(Stored dataset items)
**********

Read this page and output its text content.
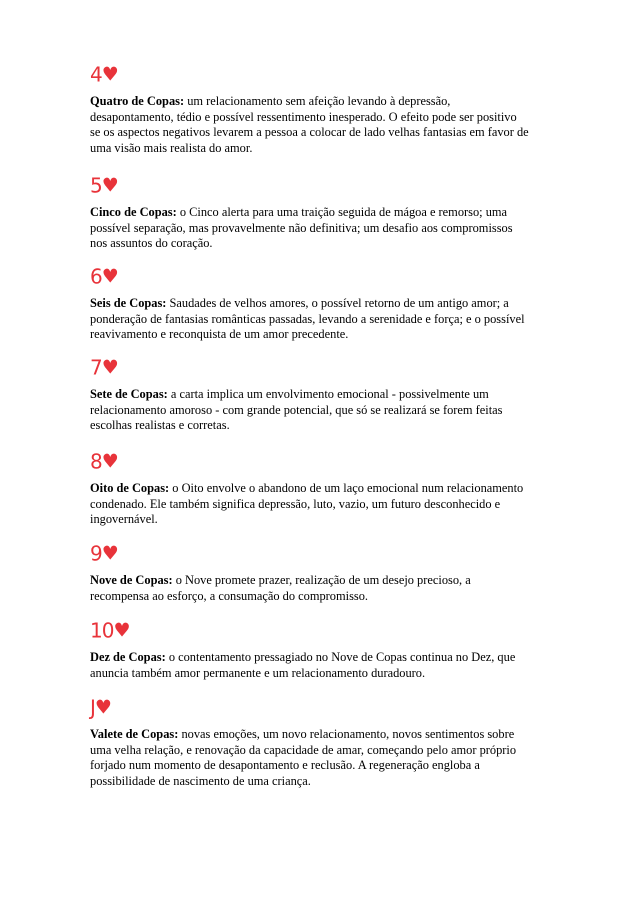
4♥

Quatro de Copas: um relacionamento sem afeição levando à depressão,
desapontamento, tédio e possível ressentimento inesperado. O efeito pode ser positivo
se os aspectos negativos levarem a pessoa a colocar de lado velhas fantasias em favor de
uma visão mais realista do amor.

5♥

Cinco de Copas: o Cinco alerta para uma traição seguida de mágoa e remorso; uma
possível separação, mas provavelmente não definitiva; um desafio aos compromissos
nos assuntos do coração.

6♥

Seis de Copas: Saudades de velhos amores, o possível retorno de um antigo amor; a
ponderação de fantasias românticas passadas, levando a serenidade e força; e o possível
reavivamento e reconquista de um amor precedente.

7♥

Sete de Copas: a carta implica um envolvimento emocional - possivelmente um
relacionamento amoroso - com grande potencial, que só se realizará se forem feitas
escolhas realistas e corretas.

8♥

Oito de Copas: o Oito envolve o abandono de um laço emocional num relacionamento
condenado. Ele também significa depressão, luto, vazio, um futuro desconhecido e
ingovernável.

9♥

Nove de Copas: o Nove promete prazer, realização de um desejo precioso, a
recompensa ao esforço, a consumação do compromisso.

10♥

Dez de Copas: o contentamento pressagiado no Nove de Copas continua no Dez, que
anuncia também amor permanente e um relacionamento duradouro.

J♥

Valete de Copas: novas emoções, um novo relacionamento, novos sentimentos sobre
uma velha relação, e renovação da capacidade de amar, começando pelo amor próprio
forjado num momento de desapontamento e reclusão. A regeneração engloba a
possibilidade de nascimento de uma criança.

**********

_EXERCISE OBJECTIVE_
Copy each line in the data that holds the word "desapontamento".

_RESPONSE TO THIS TASK_
desapontamento, tédio e possível ressentimento inesperado. O efeito pode ser positivo
forjado num momento de desapontamento e reclusão. A regeneração engloba a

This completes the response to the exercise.